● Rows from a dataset
** BEGIN **

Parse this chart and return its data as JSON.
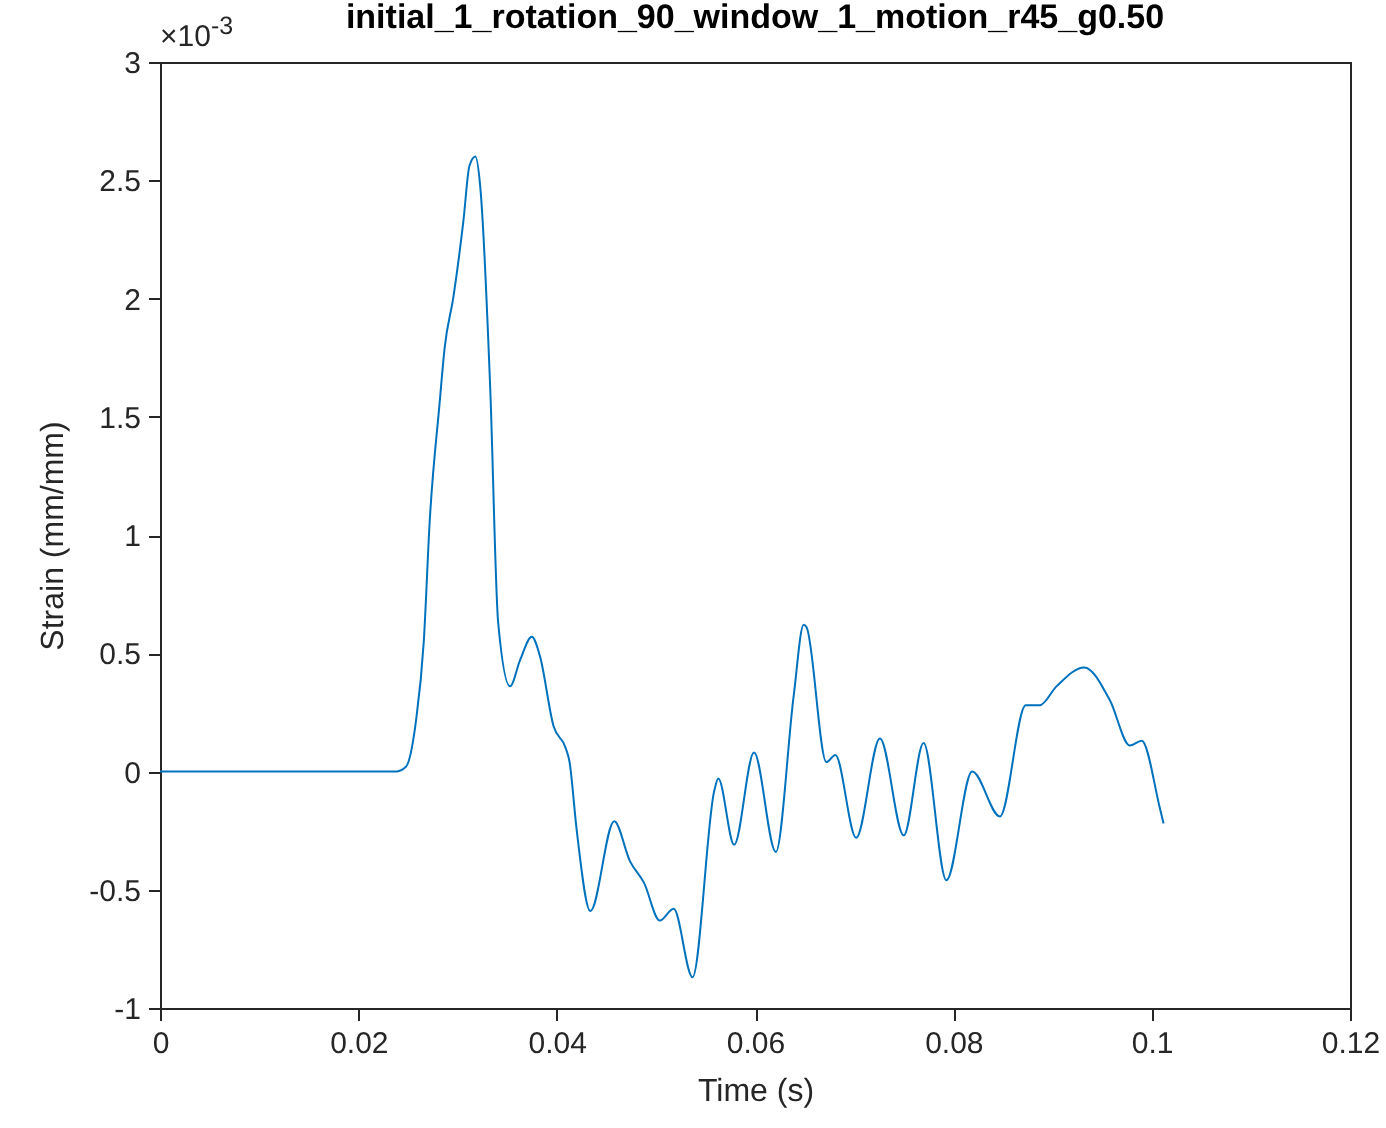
{
  "chart_data": {
    "type": "line",
    "title": "initial_1_rotation_90_window_1_motion_r45_g0.50",
    "xlabel": "Time (s)",
    "ylabel": "Strain (mm/mm)",
    "annotations": [
      "×10$^{-3}$"
    ],
    "xlim": [
      0,
      0.12
    ],
    "xticks": [
      0,
      0.02,
      0.04,
      0.06,
      0.08,
      0.1,
      0.12
    ],
    "ylim": [
      -1,
      3
    ],
    "yticks": [
      -1,
      -0.5,
      0,
      0.5,
      1,
      1.5,
      2,
      2.5,
      3
    ],
    "grid": false,
    "legend": false,
    "series": [
      {
        "color": "#0072bd",
        "x": [
          0,
          0.0238,
          0.0248,
          0.0258,
          0.0266,
          0.0272,
          0.0282,
          0.0287,
          0.0296,
          0.0306,
          0.0312,
          0.0318,
          0.0323,
          0.0333,
          0.0341,
          0.0353,
          0.0363,
          0.0375,
          0.0383,
          0.0397,
          0.0409,
          0.0413,
          0.042,
          0.0434,
          0.0458,
          0.0474,
          0.0488,
          0.0504,
          0.0518,
          0.0537,
          0.0559,
          0.0563,
          0.0579,
          0.0599,
          0.0621,
          0.0639,
          0.0649,
          0.0652,
          0.0672,
          0.0681,
          0.0702,
          0.0726,
          0.075,
          0.077,
          0.0793,
          0.0819,
          0.0847,
          0.0873,
          0.0887,
          0.0904,
          0.0932,
          0.0958,
          0.0978,
          0.099,
          0.1008,
          0.1012
        ],
        "values": [
          0,
          0,
          0.02,
          0.21,
          0.55,
          1.06,
          1.56,
          1.79,
          2.01,
          2.33,
          2.56,
          2.6,
          2.47,
          1.62,
          0.63,
          0.36,
          0.47,
          0.57,
          0.49,
          0.19,
          0.1,
          0.04,
          -0.24,
          -0.59,
          -0.21,
          -0.38,
          -0.47,
          -0.63,
          -0.58,
          -0.87,
          -0.08,
          -0.03,
          -0.31,
          0.08,
          -0.34,
          0.32,
          0.62,
          0.61,
          0.04,
          0.07,
          -0.28,
          0.14,
          -0.27,
          0.12,
          -0.46,
          0,
          -0.19,
          0.28,
          0.28,
          0.36,
          0.44,
          0.3,
          0.11,
          0.13,
          -0.15,
          -0.22
        ]
      }
    ]
  }
}
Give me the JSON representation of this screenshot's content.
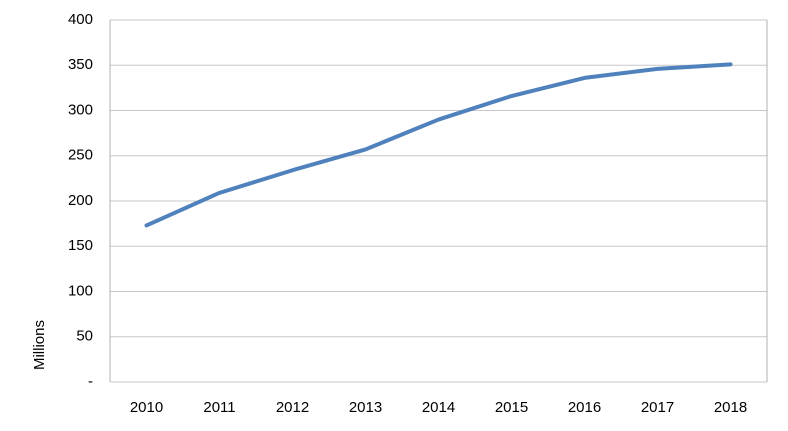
{
  "chart_data": {
    "type": "line",
    "y_label": "Millions",
    "categories": [
      "2010",
      "2011",
      "2012",
      "2013",
      "2014",
      "2015",
      "2016",
      "2017",
      "2018"
    ],
    "series": [
      {
        "name": "Millions",
        "color": "#4f81bd",
        "values": [
          173,
          209,
          234,
          257,
          290,
          316,
          336,
          346,
          351
        ]
      }
    ],
    "ylim": [
      0,
      400
    ],
    "yticks": [
      {
        "value": 0,
        "label": "-"
      },
      50,
      100,
      150,
      200,
      250,
      300,
      350,
      400
    ],
    "grid": true
  }
}
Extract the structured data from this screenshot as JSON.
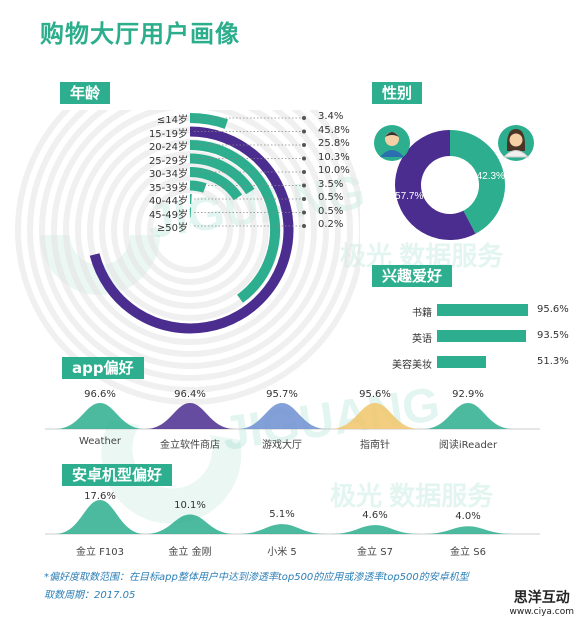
{
  "title": "购物大厅用户画像",
  "sections": {
    "age": "年龄",
    "gender": "性别",
    "interest": "兴趣爱好",
    "app": "app偏好",
    "phone": "安卓机型偏好"
  },
  "watermark": {
    "brand": "JIGUANG",
    "slogan": "极光 数据服务"
  },
  "colors": {
    "teal": "#2dae8e",
    "purple": "#4b2d8f",
    "lightgrid": "#e3e3e3"
  },
  "chart_data": [
    {
      "type": "bar",
      "name": "age",
      "categories": [
        "≤14岁",
        "15-19岁",
        "20-24岁",
        "25-29岁",
        "30-34岁",
        "35-39岁",
        "40-44岁",
        "45-49岁",
        "≥50岁"
      ],
      "values": [
        3.4,
        45.8,
        25.8,
        10.3,
        10.0,
        3.5,
        0.5,
        0.5,
        0.2
      ],
      "value_labels": [
        "3.4%",
        "45.8%",
        "25.8%",
        "10.3%",
        "10.0%",
        "3.5%",
        "0.5%",
        "0.5%",
        "0.2%"
      ]
    },
    {
      "type": "pie",
      "name": "gender",
      "categories": [
        "male",
        "female"
      ],
      "values": [
        57.7,
        42.3
      ],
      "value_labels": [
        "57.7%",
        "42.3%"
      ]
    },
    {
      "type": "bar",
      "name": "interest",
      "categories": [
        "书籍",
        "英语",
        "美容美妆"
      ],
      "values": [
        95.6,
        93.5,
        51.3
      ],
      "value_labels": [
        "95.6%",
        "93.5%",
        "51.3%"
      ]
    },
    {
      "type": "area",
      "name": "app",
      "categories": [
        "Weather",
        "金立软件商店",
        "游戏大厅",
        "指南针",
        "阅读iReader"
      ],
      "values": [
        96.6,
        96.4,
        95.7,
        95.6,
        92.9
      ],
      "value_labels": [
        "96.6%",
        "96.4%",
        "95.7%",
        "95.6%",
        "92.9%"
      ]
    },
    {
      "type": "area",
      "name": "phone",
      "categories": [
        "金立 F103",
        "金立 金刚",
        "小米 5",
        "金立 S7",
        "金立 S6"
      ],
      "values": [
        17.6,
        10.1,
        5.1,
        4.6,
        4.0
      ],
      "value_labels": [
        "17.6%",
        "10.1%",
        "5.1%",
        "4.6%",
        "4.0%"
      ]
    }
  ],
  "footnote": {
    "line1": "*偏好度取数范围：在目标app整体用户中达到渗透率top500的应用或渗透率top500的安卓机型",
    "line2": "取数周期：2017.05"
  },
  "corner_logo": {
    "cn": "思洋互动",
    "url": "www.ciya.com"
  }
}
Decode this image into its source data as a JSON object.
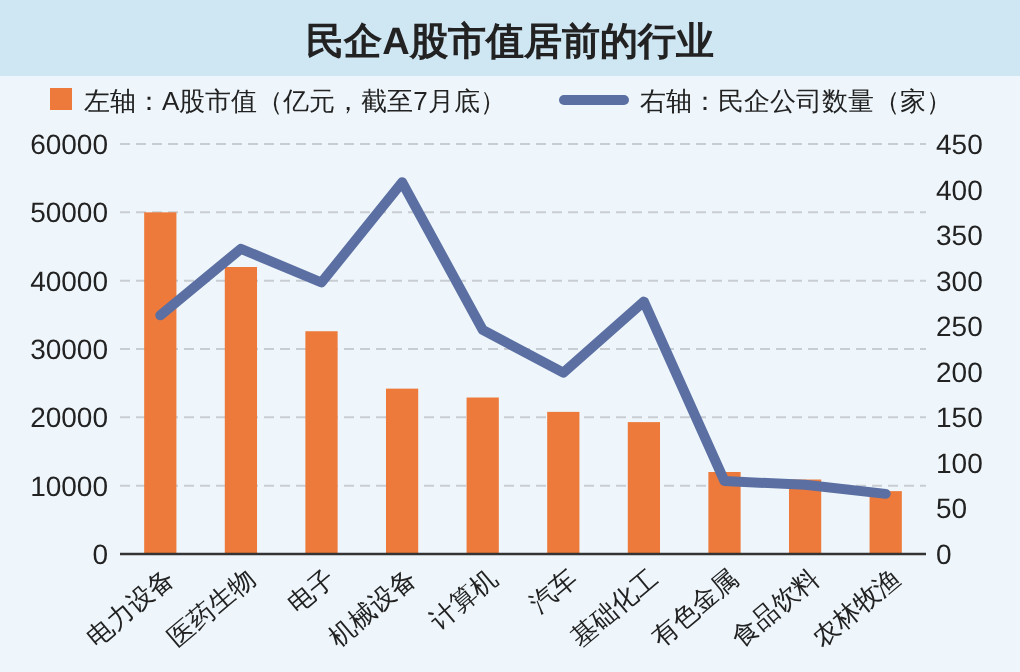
{
  "chart_data": {
    "type": "bar",
    "title": "民企A股市值居前的行业",
    "categories": [
      "电力设备",
      "医药生物",
      "电子",
      "机械设备",
      "计算机",
      "汽车",
      "基础化工",
      "有色金属",
      "食品饮料",
      "农林牧渔"
    ],
    "series": [
      {
        "name": "左轴：A股市值（亿元，截至7月底）",
        "color": "#ed7a3a",
        "values": [
          50000,
          42000,
          32600,
          24200,
          22900,
          20800,
          19300,
          12000,
          10900,
          9200
        ]
      },
      {
        "name": "右轴：民企公司数量（家）",
        "color": "#5b6fa3",
        "type": "line",
        "axis": "y2",
        "values": [
          262,
          335,
          298,
          408,
          246,
          199,
          277,
          80,
          76,
          66
        ]
      }
    ],
    "ylim": [
      0,
      60000
    ],
    "yticks": [
      0,
      10000,
      20000,
      30000,
      40000,
      50000,
      60000
    ],
    "y2lim": [
      0,
      450
    ],
    "y2ticks": [
      0,
      50,
      100,
      150,
      200,
      250,
      300,
      350,
      400,
      450
    ],
    "grid": "y",
    "legend": "top",
    "marker": "none",
    "line_style": "solid"
  }
}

** END **

● THE PROBLEM
Repeat the full listing above exactly, with no pictures in the copy.

● SOLUTION
Parse this chart and return its data as JSON.
{
  "chart_data": {
    "type": "line",
    "title": "initial_1_rotation_90_window_1_motion_r45_g0.50",
    "xlabel": "Time (s)",
    "ylabel": "Strain (mm/mm)",
    "annotations": [
      "×10$^{-3}$"
    ],
    "xlim": [
      0,
      0.12
    ],
    "xticks": [
      0,
      0.02,
      0.04,
      0.06,
      0.08,
      0.1,
      0.12
    ],
    "ylim": [
      -1,
      3
    ],
    "yticks": [
      -1,
      -0.5,
      0,
      0.5,
      1,
      1.5,
      2,
      2.5,
      3
    ],
    "grid": false,
    "legend": false,
    "series": [
      {
        "color": "#0072bd",
        "x": [
          0,
          0.0238,
          0.0248,
          0.0258,
          0.0266,
          0.0272,
          0.0282,
          0.0287,
          0.0296,
          0.0306,
          0.0312,
          0.0318,
          0.0323,
          0.0333,
          0.0341,
          0.0353,
          0.0363,
          0.0375,
          0.0383,
          0.0397,
          0.0409,
          0.0413,
          0.042,
          0.0434,
          0.0458,
          0.0474,
          0.0488,
          0.0504,
          0.0518,
          0.0537,
          0.0559,
          0.0563,
          0.0579,
          0.0599,
          0.0621,
          0.0639,
          0.0649,
          0.0652,
          0.0672,
          0.0681,
          0.0702,
          0.0726,
          0.075,
          0.077,
          0.0793,
          0.0819,
          0.0847,
          0.0873,
          0.0887,
          0.0904,
          0.0932,
          0.0958,
          0.0978,
          0.099,
          0.1008,
          0.1012
        ],
        "values": [
          0,
          0,
          0.02,
          0.21,
          0.55,
          1.06,
          1.56,
          1.79,
          2.01,
          2.33,
          2.56,
          2.6,
          2.47,
          1.62,
          0.63,
          0.36,
          0.47,
          0.57,
          0.49,
          0.19,
          0.1,
          0.04,
          -0.24,
          -0.59,
          -0.21,
          -0.38,
          -0.47,
          -0.63,
          -0.58,
          -0.87,
          -0.08,
          -0.03,
          -0.31,
          0.08,
          -0.34,
          0.32,
          0.62,
          0.61,
          0.04,
          0.07,
          -0.28,
          0.14,
          -0.27,
          0.12,
          -0.46,
          0,
          -0.19,
          0.28,
          0.28,
          0.36,
          0.44,
          0.3,
          0.11,
          0.13,
          -0.15,
          -0.22
        ]
      }
    ]
  }
}
Give me the JSON representation of this screenshot's content.
{
  "chart_data": {
    "type": "line",
    "y_label": "Millions",
    "categories": [
      "2010",
      "2011",
      "2012",
      "2013",
      "2014",
      "2015",
      "2016",
      "2017",
      "2018"
    ],
    "series": [
      {
        "name": "Millions",
        "color": "#4f81bd",
        "values": [
          173,
          209,
          234,
          257,
          290,
          316,
          336,
          346,
          351
        ]
      }
    ],
    "ylim": [
      0,
      400
    ],
    "yticks": [
      {
        "value": 0,
        "label": "-"
      },
      50,
      100,
      150,
      200,
      250,
      300,
      350,
      400
    ],
    "grid": true
  }
}
Extract the structured data from this screenshot as JSON.
{
  "title": "购物大厅用户画像",
  "sections": {
    "age": "年龄",
    "gender": "性别",
    "interest": "兴趣爱好",
    "app": "app偏好",
    "phone": "安卓机型偏好"
  },
  "watermark": {
    "brand": "JIGUANG",
    "slogan": "极光 数据服务"
  },
  "colors": {
    "teal": "#2dae8e",
    "purple": "#4b2d8f",
    "lightgrid": "#e3e3e3"
  },
  "chart_data": [
    {
      "type": "bar",
      "name": "age",
      "categories": [
        "≤14岁",
        "15-19岁",
        "20-24岁",
        "25-29岁",
        "30-34岁",
        "35-39岁",
        "40-44岁",
        "45-49岁",
        "≥50岁"
      ],
      "values": [
        3.4,
        45.8,
        25.8,
        10.3,
        10.0,
        3.5,
        0.5,
        0.5,
        0.2
      ],
      "value_labels": [
        "3.4%",
        "45.8%",
        "25.8%",
        "10.3%",
        "10.0%",
        "3.5%",
        "0.5%",
        "0.5%",
        "0.2%"
      ]
    },
    {
      "type": "pie",
      "name": "gender",
      "categories": [
        "male",
        "female"
      ],
      "values": [
        57.7,
        42.3
      ],
      "value_labels": [
        "57.7%",
        "42.3%"
      ]
    },
    {
      "type": "bar",
      "name": "interest",
      "categories": [
        "书籍",
        "英语",
        "美容美妆"
      ],
      "values": [
        95.6,
        93.5,
        51.3
      ],
      "value_labels": [
        "95.6%",
        "93.5%",
        "51.3%"
      ]
    },
    {
      "type": "area",
      "name": "app",
      "categories": [
        "Weather",
        "金立软件商店",
        "游戏大厅",
        "指南针",
        "阅读iReader"
      ],
      "values": [
        96.6,
        96.4,
        95.7,
        95.6,
        92.9
      ],
      "value_labels": [
        "96.6%",
        "96.4%",
        "95.7%",
        "95.6%",
        "92.9%"
      ]
    },
    {
      "type": "area",
      "name": "phone",
      "categories": [
        "金立 F103",
        "金立 金刚",
        "小米 5",
        "金立 S7",
        "金立 S6"
      ],
      "values": [
        17.6,
        10.1,
        5.1,
        4.6,
        4.0
      ],
      "value_labels": [
        "17.6%",
        "10.1%",
        "5.1%",
        "4.6%",
        "4.0%"
      ]
    }
  ],
  "footnote": {
    "line1": "*偏好度取数范围：在目标app整体用户中达到渗透率top500的应用或渗透率top500的安卓机型",
    "line2": "取数周期：2017.05"
  },
  "corner_logo": {
    "cn": "思洋互动",
    "url": "www.ciya.com"
  }
}
Decode this image into its source data as a JSON object.
{
  "chart_data": {
    "type": "bar",
    "title": "民企A股市值居前的行业",
    "categories": [
      "电力设备",
      "医药生物",
      "电子",
      "机械设备",
      "计算机",
      "汽车",
      "基础化工",
      "有色金属",
      "食品饮料",
      "农林牧渔"
    ],
    "series": [
      {
        "name": "左轴：A股市值（亿元，截至7月底）",
        "color": "#ed7a3a",
        "values": [
          50000,
          42000,
          32600,
          24200,
          22900,
          20800,
          19300,
          12000,
          10900,
          9200
        ]
      },
      {
        "name": "右轴：民企公司数量（家）",
        "color": "#5b6fa3",
        "type": "line",
        "axis": "y2",
        "values": [
          262,
          335,
          298,
          408,
          246,
          199,
          277,
          80,
          76,
          66
        ]
      }
    ],
    "ylim": [
      0,
      60000
    ],
    "yticks": [
      0,
      10000,
      20000,
      30000,
      40000,
      50000,
      60000
    ],
    "y2lim": [
      0,
      450
    ],
    "y2ticks": [
      0,
      50,
      100,
      150,
      200,
      250,
      300,
      350,
      400,
      450
    ],
    "grid": "y",
    "legend": "top",
    "marker": "none",
    "line_style": "solid"
  }
}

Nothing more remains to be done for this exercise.